_Source records_
########################################
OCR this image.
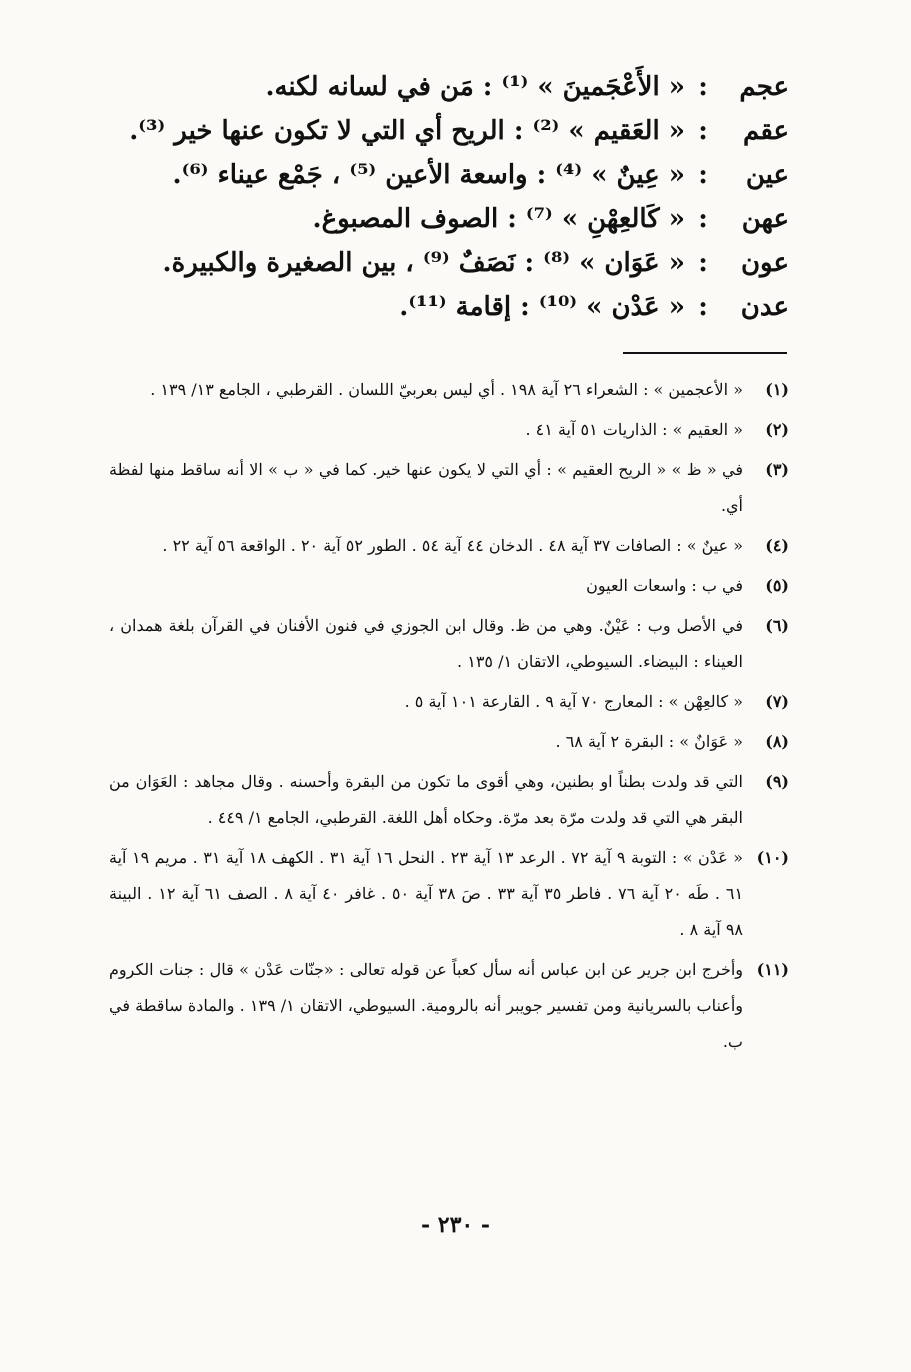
عجم
:
« الأَعْجَمينَ » ⁽¹⁾ : مَن في لسانه لكنه.
عقم
:
« العَقيم » ⁽²⁾ : الريح أي التي لا تكون عنها خير ⁽³⁾.
عين
:
« عِينٌ » ⁽⁴⁾ : واسعة الأعين ⁽⁵⁾ ، جَمْع عيناء ⁽⁶⁾.
عهن
:
« كَالعِهْنِ » ⁽⁷⁾ : الصوف المصبوغ.
عون
:
« عَوَان » ⁽⁸⁾ : نَصَفٌ ⁽⁹⁾ ، بين الصغيرة والكبيرة.
عدن
:
« عَدْن » ⁽¹⁰⁾ : إقامة ⁽¹¹⁾.
(١)
« الأعجمين » : الشعراء ٢٦ آية ١٩٨ . أي ليس بعربيّ اللسان . القرطبي ، الجامع ١٣/ ١٣٩ .
(٢)
« العقيم » : الذاريات ٥١ آية ٤١ .
(٣)
في « ظ » « الريح العقيم » : أي التي لا يكون عنها خير. كما في « ب » الا أنه ساقط منها لفظة أي.
(٤)
« عينٌ » : الصافات ٣٧ آية ٤٨ . الدخان ٤٤ آية ٥٤ . الطور ٥٢ آية ٢٠ . الواقعة ٥٦ آية ٢٢ .
(٥)
في ب : واسعات العيون
(٦)
في الأصل وب : عَيْنٌ. وهي من ظ. وقال ابن الجوزي في فنون الأفنان في القرآن بلغة همدان ، العيناء : البيضاء. السيوطي، الاتقان ١/ ١٣٥ .
(٧)
« كالعِهْن » : المعارج ٧٠ آية ٩ . القارعة ١٠١ آية ٥ .
(٨)
« عَوَانٌ » : البقرة ٢ آية ٦٨ .
(٩)
التي قد ولدت بطناً او بطنين، وهي أقوى ما تكون من البقرة وأحسنه . وقال مجاهد : العَوَان من البقر هي التي قد ولدت مرّة بعد مرّة. وحكاه أهل اللغة. القرطبي، الجامع ١/ ٤٤٩ .
(١٠)
« عَدْن » : التوبة ٩ آية ٧٢ . الرعد ١٣ آية ٢٣ . النحل ١٦ آية ٣١ . الكهف ١٨ آية ٣١ . مريم ١٩ آية ٦١ . طَه ٢٠ آية ٧٦ . فاطر ٣٥ آية ٣٣ . صَ ٣٨ آية ٥٠ . غافر ٤٠ آية ٨ . الصف ٦١ آية ١٢ . البينة ٩٨ آية ٨ .
(١١)
وأخرج ابن جرير عن ابن عباس أنه سأل كعباً عن قوله تعالى : «جنّات عَدْن » قال : جنات الكروم وأعناب بالسريانية ومن تفسير جويبر أنه بالرومية. السيوطي، الاتقان ١/ ١٣٩ . والمادة ساقطة في ب.
- ٢٣٠ -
########################################
_What is needed_
Check every line of the records above for the string "السيوطي" and say how many contain it, giving the number alone.

_Answer for the task_
2